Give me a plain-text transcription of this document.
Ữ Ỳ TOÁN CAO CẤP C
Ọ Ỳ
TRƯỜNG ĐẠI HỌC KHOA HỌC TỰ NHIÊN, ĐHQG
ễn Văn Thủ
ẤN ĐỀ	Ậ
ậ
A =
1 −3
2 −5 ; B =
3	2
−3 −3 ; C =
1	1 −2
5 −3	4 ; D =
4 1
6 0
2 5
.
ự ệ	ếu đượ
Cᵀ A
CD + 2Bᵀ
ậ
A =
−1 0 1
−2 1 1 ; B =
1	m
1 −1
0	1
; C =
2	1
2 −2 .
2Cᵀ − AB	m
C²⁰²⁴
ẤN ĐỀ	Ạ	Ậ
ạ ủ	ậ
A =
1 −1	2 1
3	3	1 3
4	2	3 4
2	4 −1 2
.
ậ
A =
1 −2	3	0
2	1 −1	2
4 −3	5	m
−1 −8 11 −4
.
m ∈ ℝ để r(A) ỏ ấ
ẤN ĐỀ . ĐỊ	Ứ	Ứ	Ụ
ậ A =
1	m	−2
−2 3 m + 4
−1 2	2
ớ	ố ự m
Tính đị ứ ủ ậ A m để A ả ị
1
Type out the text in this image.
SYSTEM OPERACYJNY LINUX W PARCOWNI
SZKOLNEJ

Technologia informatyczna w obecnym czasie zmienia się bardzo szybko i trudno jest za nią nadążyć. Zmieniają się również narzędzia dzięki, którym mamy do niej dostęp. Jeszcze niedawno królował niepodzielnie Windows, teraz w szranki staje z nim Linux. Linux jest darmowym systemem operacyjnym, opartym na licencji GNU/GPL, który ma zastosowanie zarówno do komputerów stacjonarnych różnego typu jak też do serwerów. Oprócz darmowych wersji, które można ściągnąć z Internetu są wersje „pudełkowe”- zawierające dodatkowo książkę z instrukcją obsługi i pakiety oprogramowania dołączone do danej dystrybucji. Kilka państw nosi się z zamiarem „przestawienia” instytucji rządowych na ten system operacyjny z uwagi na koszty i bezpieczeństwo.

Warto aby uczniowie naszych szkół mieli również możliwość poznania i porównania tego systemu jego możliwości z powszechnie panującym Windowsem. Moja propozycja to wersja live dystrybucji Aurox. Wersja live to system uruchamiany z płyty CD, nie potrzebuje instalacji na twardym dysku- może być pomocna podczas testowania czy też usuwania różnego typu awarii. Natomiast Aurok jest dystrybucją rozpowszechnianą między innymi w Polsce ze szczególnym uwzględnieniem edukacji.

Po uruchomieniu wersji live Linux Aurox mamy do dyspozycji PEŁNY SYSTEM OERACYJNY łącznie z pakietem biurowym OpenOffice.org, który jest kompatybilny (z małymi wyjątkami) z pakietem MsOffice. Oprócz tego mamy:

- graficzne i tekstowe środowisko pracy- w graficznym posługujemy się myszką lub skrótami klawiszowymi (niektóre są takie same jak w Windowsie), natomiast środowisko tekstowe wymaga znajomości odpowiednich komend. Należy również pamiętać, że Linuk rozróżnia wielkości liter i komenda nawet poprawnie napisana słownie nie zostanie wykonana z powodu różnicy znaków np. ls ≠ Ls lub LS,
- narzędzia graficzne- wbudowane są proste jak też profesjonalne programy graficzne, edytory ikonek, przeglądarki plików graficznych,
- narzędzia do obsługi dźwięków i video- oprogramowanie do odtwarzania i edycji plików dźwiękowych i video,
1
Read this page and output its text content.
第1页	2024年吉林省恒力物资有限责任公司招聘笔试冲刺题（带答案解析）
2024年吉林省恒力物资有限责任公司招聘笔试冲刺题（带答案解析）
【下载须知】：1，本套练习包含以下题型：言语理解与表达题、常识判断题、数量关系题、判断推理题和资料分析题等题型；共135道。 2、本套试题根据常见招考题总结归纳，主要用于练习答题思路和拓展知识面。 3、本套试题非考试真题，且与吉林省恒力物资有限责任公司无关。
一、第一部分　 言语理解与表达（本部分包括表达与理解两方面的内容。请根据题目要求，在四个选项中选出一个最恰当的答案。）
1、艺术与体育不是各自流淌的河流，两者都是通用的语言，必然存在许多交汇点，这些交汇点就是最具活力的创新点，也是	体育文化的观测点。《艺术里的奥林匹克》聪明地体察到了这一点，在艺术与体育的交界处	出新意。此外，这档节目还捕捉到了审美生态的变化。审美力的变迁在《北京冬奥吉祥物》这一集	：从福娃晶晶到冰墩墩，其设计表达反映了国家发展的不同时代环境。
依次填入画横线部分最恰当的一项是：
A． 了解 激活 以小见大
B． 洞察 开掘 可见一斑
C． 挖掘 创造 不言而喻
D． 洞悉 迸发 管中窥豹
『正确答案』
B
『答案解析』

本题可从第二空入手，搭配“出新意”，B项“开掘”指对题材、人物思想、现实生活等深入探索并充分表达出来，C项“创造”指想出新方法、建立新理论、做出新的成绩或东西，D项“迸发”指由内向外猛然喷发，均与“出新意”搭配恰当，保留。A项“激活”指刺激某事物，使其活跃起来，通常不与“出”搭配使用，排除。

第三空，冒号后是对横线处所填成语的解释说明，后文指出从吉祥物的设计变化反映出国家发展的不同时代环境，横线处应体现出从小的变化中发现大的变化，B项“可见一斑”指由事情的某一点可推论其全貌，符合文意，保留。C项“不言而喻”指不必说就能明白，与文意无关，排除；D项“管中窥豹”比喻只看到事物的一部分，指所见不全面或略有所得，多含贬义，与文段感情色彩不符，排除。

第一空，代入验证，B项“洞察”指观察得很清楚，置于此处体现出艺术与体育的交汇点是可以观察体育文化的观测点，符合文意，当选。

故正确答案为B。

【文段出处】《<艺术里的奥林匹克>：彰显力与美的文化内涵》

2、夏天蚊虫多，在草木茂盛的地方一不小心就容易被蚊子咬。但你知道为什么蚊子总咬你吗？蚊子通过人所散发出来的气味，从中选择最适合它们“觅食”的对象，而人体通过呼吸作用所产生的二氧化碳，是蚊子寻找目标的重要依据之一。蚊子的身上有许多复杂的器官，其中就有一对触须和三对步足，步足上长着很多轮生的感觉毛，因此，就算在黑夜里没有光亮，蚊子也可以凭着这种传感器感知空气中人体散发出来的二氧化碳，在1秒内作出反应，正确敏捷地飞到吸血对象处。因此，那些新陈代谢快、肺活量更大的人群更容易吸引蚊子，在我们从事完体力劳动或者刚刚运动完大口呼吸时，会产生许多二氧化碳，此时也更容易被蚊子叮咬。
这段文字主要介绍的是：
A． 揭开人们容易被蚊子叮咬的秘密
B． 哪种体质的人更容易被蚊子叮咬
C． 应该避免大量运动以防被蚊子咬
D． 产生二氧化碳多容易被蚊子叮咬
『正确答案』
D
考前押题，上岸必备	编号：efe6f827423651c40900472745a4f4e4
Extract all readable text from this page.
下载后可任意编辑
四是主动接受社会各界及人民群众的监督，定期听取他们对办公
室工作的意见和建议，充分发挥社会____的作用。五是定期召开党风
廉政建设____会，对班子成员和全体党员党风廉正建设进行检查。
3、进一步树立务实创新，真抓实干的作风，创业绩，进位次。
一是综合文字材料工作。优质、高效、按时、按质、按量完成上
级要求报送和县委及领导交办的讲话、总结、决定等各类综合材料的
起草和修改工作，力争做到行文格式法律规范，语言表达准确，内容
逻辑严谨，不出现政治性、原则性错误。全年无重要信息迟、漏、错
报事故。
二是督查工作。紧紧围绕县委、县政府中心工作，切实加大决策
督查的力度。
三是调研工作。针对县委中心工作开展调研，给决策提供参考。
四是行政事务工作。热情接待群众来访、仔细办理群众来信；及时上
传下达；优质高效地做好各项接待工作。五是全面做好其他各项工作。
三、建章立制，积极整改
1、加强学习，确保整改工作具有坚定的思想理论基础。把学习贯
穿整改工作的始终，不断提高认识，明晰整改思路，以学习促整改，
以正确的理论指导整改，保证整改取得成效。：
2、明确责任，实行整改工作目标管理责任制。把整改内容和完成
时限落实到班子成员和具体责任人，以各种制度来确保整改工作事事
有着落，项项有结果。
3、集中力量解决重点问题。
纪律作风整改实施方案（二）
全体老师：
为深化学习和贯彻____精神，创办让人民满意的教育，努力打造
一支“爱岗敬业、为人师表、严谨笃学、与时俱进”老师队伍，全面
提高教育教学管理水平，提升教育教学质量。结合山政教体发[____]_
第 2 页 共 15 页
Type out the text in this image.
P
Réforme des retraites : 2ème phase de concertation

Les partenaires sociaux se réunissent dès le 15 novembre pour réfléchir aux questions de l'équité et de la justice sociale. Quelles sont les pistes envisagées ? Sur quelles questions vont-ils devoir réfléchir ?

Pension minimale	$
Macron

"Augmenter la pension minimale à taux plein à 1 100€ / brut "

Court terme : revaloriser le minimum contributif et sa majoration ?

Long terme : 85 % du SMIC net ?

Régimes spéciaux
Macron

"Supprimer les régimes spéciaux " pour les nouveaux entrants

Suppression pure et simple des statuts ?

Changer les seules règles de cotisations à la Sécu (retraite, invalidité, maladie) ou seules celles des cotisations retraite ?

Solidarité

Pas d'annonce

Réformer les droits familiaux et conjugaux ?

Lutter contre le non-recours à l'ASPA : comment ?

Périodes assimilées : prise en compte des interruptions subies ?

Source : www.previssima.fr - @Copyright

• _GIVEN REQUEST_:
Which lines contain the word "Oprócz"? Copy each of them.

• _RESPONSE TO THE EXERCISE_:
Technologia informatyczna w obecnym czasie zmienia się bardzo szybko i trudno jest za nią nadążyć. Zmieniają się również narzędzia dzięki, którym mamy do niej dostęp. Jeszcze niedawno królował niepodzielnie Windows, teraz w szranki staje z nim Linux. Linux jest darmowym systemem operacyjnym, opartym na licencji GNU/GPL, który ma zastosowanie zarówno do komputerów stacjonarnych różnego typu jak też do serwerów. Oprócz darmowych wersji, które można ściągnąć z Internetu są wersje „pudełkowe”- zawierające dodatkowo książkę z instrukcją obsługi i pakiety oprogramowania dołączone do danej dystrybucji. Kilka państw nosi się z zamiarem „przestawienia” instytucji rządowych na ten system operacyjny z uwagi na koszty i bezpieczeństwo.
Po uruchomieniu wersji live Linux Aurox mamy do dyspozycji PEŁNY SYSTEM OERACYJNY łącznie z pakietem biurowym OpenOffice.org, który jest kompatybilny (z małymi wyjątkami) z pakietem MsOffice. Oprócz tego mamy:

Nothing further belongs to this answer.